### MATERIAL SUPPLIED
***
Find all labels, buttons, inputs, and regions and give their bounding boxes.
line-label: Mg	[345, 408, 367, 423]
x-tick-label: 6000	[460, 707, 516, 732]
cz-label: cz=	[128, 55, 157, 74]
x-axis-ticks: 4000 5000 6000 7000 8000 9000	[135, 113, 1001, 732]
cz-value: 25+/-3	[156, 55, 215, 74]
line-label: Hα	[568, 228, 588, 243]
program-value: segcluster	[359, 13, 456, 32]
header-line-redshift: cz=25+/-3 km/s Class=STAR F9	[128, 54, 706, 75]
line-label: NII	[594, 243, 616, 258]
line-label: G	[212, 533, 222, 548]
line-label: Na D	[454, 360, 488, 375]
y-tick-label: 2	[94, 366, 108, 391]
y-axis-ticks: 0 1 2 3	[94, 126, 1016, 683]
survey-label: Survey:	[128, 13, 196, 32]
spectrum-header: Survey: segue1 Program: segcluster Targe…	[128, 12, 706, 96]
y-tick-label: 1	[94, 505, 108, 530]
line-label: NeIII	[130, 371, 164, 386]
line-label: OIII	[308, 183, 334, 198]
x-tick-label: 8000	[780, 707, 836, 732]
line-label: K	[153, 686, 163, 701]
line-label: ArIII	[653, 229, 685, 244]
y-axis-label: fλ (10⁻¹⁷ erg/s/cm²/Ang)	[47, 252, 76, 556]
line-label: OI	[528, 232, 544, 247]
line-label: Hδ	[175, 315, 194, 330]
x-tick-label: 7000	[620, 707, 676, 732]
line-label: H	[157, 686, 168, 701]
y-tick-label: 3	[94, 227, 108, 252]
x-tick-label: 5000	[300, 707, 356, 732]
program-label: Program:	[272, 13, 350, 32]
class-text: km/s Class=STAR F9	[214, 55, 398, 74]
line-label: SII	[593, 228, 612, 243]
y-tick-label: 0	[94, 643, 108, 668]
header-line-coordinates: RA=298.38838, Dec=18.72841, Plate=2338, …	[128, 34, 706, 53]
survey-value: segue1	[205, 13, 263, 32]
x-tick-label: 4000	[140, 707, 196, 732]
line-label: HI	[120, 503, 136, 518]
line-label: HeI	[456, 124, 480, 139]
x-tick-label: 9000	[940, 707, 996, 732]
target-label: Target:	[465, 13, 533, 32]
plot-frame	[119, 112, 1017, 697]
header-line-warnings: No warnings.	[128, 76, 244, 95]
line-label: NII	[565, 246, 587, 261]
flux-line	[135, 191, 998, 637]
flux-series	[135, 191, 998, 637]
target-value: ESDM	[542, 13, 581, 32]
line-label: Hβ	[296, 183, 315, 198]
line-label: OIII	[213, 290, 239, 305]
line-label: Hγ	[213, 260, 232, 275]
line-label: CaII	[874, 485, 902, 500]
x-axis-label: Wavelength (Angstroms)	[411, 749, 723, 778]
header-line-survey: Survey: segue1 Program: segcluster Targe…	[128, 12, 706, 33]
***
### TASK DIRECTIONS
Return every line of the material above with no changes.

### FINAL ANSWER
Find all labels, buttons, inputs, and regions and give their bounding boxes.
line-label: Mg	[345, 408, 367, 423]
x-tick-label: 6000	[460, 707, 516, 732]
cz-label: cz=	[128, 55, 157, 74]
x-axis-ticks: 4000 5000 6000 7000 8000 9000	[135, 113, 1001, 732]
cz-value: 25+/-3	[156, 55, 215, 74]
line-label: Hα	[568, 228, 588, 243]
program-value: segcluster	[359, 13, 456, 32]
header-line-redshift: cz=25+/-3 km/s Class=STAR F9	[128, 54, 706, 75]
line-label: NII	[594, 243, 616, 258]
line-label: G	[212, 533, 222, 548]
line-label: Na D	[454, 360, 488, 375]
y-tick-label: 2	[94, 366, 108, 391]
y-axis-ticks: 0 1 2 3	[94, 126, 1016, 683]
survey-label: Survey:	[128, 13, 196, 32]
spectrum-header: Survey: segue1 Program: segcluster Targe…	[128, 12, 706, 96]
y-tick-label: 1	[94, 505, 108, 530]
line-label: NeIII	[130, 371, 164, 386]
line-label: OIII	[308, 183, 334, 198]
x-tick-label: 8000	[780, 707, 836, 732]
line-label: K	[153, 686, 163, 701]
line-label: ArIII	[653, 229, 685, 244]
y-axis-label: fλ (10⁻¹⁷ erg/s/cm²/Ang)	[47, 252, 76, 556]
line-label: OI	[528, 232, 544, 247]
line-label: Hδ	[175, 315, 194, 330]
x-tick-label: 7000	[620, 707, 676, 732]
line-label: H	[157, 686, 168, 701]
y-tick-label: 3	[94, 227, 108, 252]
x-tick-label: 5000	[300, 707, 356, 732]
program-label: Program:	[272, 13, 350, 32]
class-text: km/s Class=STAR F9	[214, 55, 398, 74]
line-label: SII	[593, 228, 612, 243]
y-tick-label: 0	[94, 643, 108, 668]
header-line-coordinates: RA=298.38838, Dec=18.72841, Plate=2338, …	[128, 34, 706, 53]
survey-value: segue1	[205, 13, 263, 32]
x-tick-label: 4000	[140, 707, 196, 732]
line-label: HI	[120, 503, 136, 518]
line-label: HeI	[456, 124, 480, 139]
x-tick-label: 9000	[940, 707, 996, 732]
target-label: Target:	[465, 13, 533, 32]
plot-frame	[119, 112, 1017, 697]
header-line-warnings: No warnings.	[128, 76, 244, 95]
line-label: NII	[565, 246, 587, 261]
flux-line	[135, 191, 998, 637]
flux-series	[135, 191, 998, 637]
target-value: ESDM	[542, 13, 581, 32]
line-label: Hβ	[296, 183, 315, 198]
line-label: OIII	[213, 290, 239, 305]
line-label: Hγ	[213, 260, 232, 275]
line-label: CaII	[874, 485, 902, 500]
x-axis-label: Wavelength (Angstroms)	[411, 749, 723, 778]
header-line-survey: Survey: segue1 Program: segcluster Targe…	[128, 12, 706, 33]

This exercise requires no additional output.